_Directive_
Below is some material; set it all down exactly, apart from the pictures.

_Records provided_
»»

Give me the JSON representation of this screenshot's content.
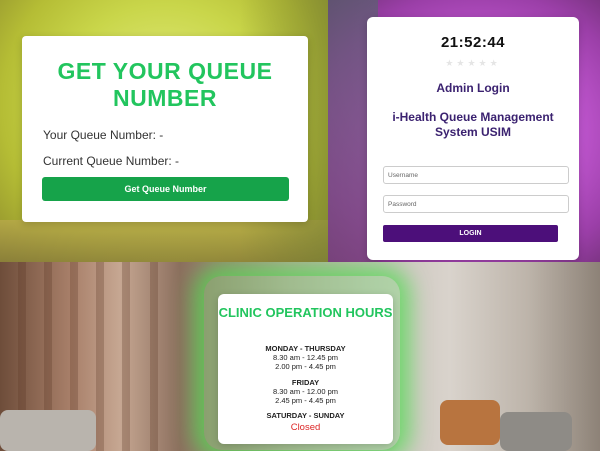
{
  "queue_panel": {
    "title": "GET YOUR QUEUE NUMBER",
    "your_queue_label": "Your Queue Number: -",
    "current_queue_label": "Current Queue Number: -",
    "button_label": "Get Queue Number"
  },
  "admin_panel": {
    "clock": "21:52:44",
    "stars": "★★★★★",
    "login_title": "Admin Login",
    "system_title": "i-Health Queue Management System USIM",
    "username_placeholder": "Username",
    "password_placeholder": "Password",
    "login_button": "LOGIN"
  },
  "hours_panel": {
    "title": "CLINIC OPERATION HOURS",
    "schedule": [
      {
        "days": "MONDAY - THURSDAY",
        "times": [
          "8.30 am - 12.45 pm",
          "2.00 pm - 4.45 pm"
        ]
      },
      {
        "days": "FRIDAY",
        "times": [
          "8.30 am - 12.00 pm",
          "2.45 pm - 4.45 pm"
        ]
      },
      {
        "days": "SATURDAY - SUNDAY",
        "times": []
      }
    ],
    "closed_label": "Closed"
  },
  "colors": {
    "green_title": "#22c55e",
    "green_button": "#16a34a",
    "purple_title": "#3b2270",
    "purple_button": "#4c0f7a",
    "closed_red": "#dc2626"
  }
}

««

_Answer to the task_
Give me the JSON representation of this screenshot's content.
{
  "queue_panel": {
    "title": "GET YOUR QUEUE NUMBER",
    "your_queue_label": "Your Queue Number: -",
    "current_queue_label": "Current Queue Number: -",
    "button_label": "Get Queue Number"
  },
  "admin_panel": {
    "clock": "21:52:44",
    "stars": "★★★★★",
    "login_title": "Admin Login",
    "system_title": "i-Health Queue Management System USIM",
    "username_placeholder": "Username",
    "password_placeholder": "Password",
    "login_button": "LOGIN"
  },
  "hours_panel": {
    "title": "CLINIC OPERATION HOURS",
    "schedule": [
      {
        "days": "MONDAY - THURSDAY",
        "times": [
          "8.30 am - 12.45 pm",
          "2.00 pm - 4.45 pm"
        ]
      },
      {
        "days": "FRIDAY",
        "times": [
          "8.30 am - 12.00 pm",
          "2.45 pm - 4.45 pm"
        ]
      },
      {
        "days": "SATURDAY - SUNDAY",
        "times": []
      }
    ],
    "closed_label": "Closed"
  },
  "colors": {
    "green_title": "#22c55e",
    "green_button": "#16a34a",
    "purple_title": "#3b2270",
    "purple_button": "#4c0f7a",
    "closed_red": "#dc2626"
  }
}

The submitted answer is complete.